= Information supplied =
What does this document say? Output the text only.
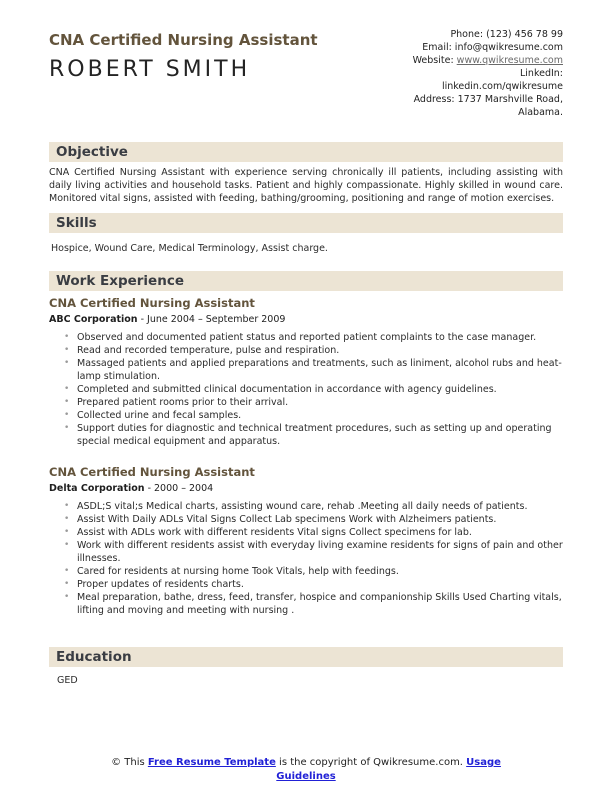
CNA Certified Nursing Assistant
ROBERT SMITH
Phone: (123) 456 78 99
Email: info@qwikresume.com
Website: www.qwikresume.com
LinkedIn:
linkedin.com/qwikresume
Address: 1737 Marshville Road,
Alabama.
Objective

CNA Certified Nursing Assistant with experience serving chronically ill patients, including assisting with daily living activities and household tasks. Patient and highly compassionate. Highly skilled in wound care. Monitored vital signs, assisted with feeding, bathing/grooming, positioning and range of motion exercises.

Skills

Hospice, Wound Care, Medical Terminology, Assist charge.

Work Experience
CNA Certified Nursing Assistant
ABC Corporation - June 2004 – September 2009
• Observed and documented patient status and reported patient complaints to the case manager.
• Read and recorded temperature, pulse and respiration.
• Massaged patients and applied preparations and treatments, such as liniment, alcohol rubs and heat-lamp stimulation.
• Completed and submitted clinical documentation in accordance with agency guidelines.
• Prepared patient rooms prior to their arrival.
• Collected urine and fecal samples.
• Support duties for diagnostic and technical treatment procedures, such as setting up and operating special medical equipment and apparatus.
CNA Certified Nursing Assistant
Delta Corporation - 2000 – 2004
• ASDL;S vital;s Medical charts, assisting wound care, rehab .Meeting all daily needs of patients.
• Assist With Daily ADLs Vital Signs Collect Lab specimens Work with Alzheimers patients.
• Assist with ADLs work with different residents Vital signs Collect specimens for lab.
• Work with different residents assist with everyday living examine residents for signs of pain and other illnesses.
• Cared for residents at nursing home Took Vitals, help with feedings.
• Proper updates of residents charts.
• Meal preparation, bathe, dress, feed, transfer, hospice and companionship Skills Used Charting vitals, lifting and moving and meeting with nursing .
Education

GED

© This Free Resume Template is the copyright of Qwikresume.com. Usage Guidelines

= What you need to do =
Restate the material word for word; no picture should appear in the copy.

= Answer to this exercise =
What does this document say? Output the text only.
CNA Certified Nursing Assistant
ROBERT SMITH
Phone: (123) 456 78 99
Email: info@qwikresume.com
Website: www.qwikresume.com
LinkedIn:
linkedin.com/qwikresume
Address: 1737 Marshville Road,
Alabama.
Objective

CNA Certified Nursing Assistant with experience serving chronically ill patients, including assisting with daily living activities and household tasks. Patient and highly compassionate. Highly skilled in wound care. Monitored vital signs, assisted with feeding, bathing/grooming, positioning and range of motion exercises.

Skills

Hospice, Wound Care, Medical Terminology, Assist charge.

Work Experience
CNA Certified Nursing Assistant
ABC Corporation - June 2004 – September 2009
• Observed and documented patient status and reported patient complaints to the case manager.
• Read and recorded temperature, pulse and respiration.
• Massaged patients and applied preparations and treatments, such as liniment, alcohol rubs and heat-lamp stimulation.
• Completed and submitted clinical documentation in accordance with agency guidelines.
• Prepared patient rooms prior to their arrival.
• Collected urine and fecal samples.
• Support duties for diagnostic and technical treatment procedures, such as setting up and operating special medical equipment and apparatus.
CNA Certified Nursing Assistant
Delta Corporation - 2000 – 2004
• ASDL;S vital;s Medical charts, assisting wound care, rehab .Meeting all daily needs of patients.
• Assist With Daily ADLs Vital Signs Collect Lab specimens Work with Alzheimers patients.
• Assist with ADLs work with different residents Vital signs Collect specimens for lab.
• Work with different residents assist with everyday living examine residents for signs of pain and other illnesses.
• Cared for residents at nursing home Took Vitals, help with feedings.
• Proper updates of residents charts.
• Meal preparation, bathe, dress, feed, transfer, hospice and companionship Skills Used Charting vitals, lifting and moving and meeting with nursing .
Education

GED

© This Free Resume Template is the copyright of Qwikresume.com. Usage Guidelines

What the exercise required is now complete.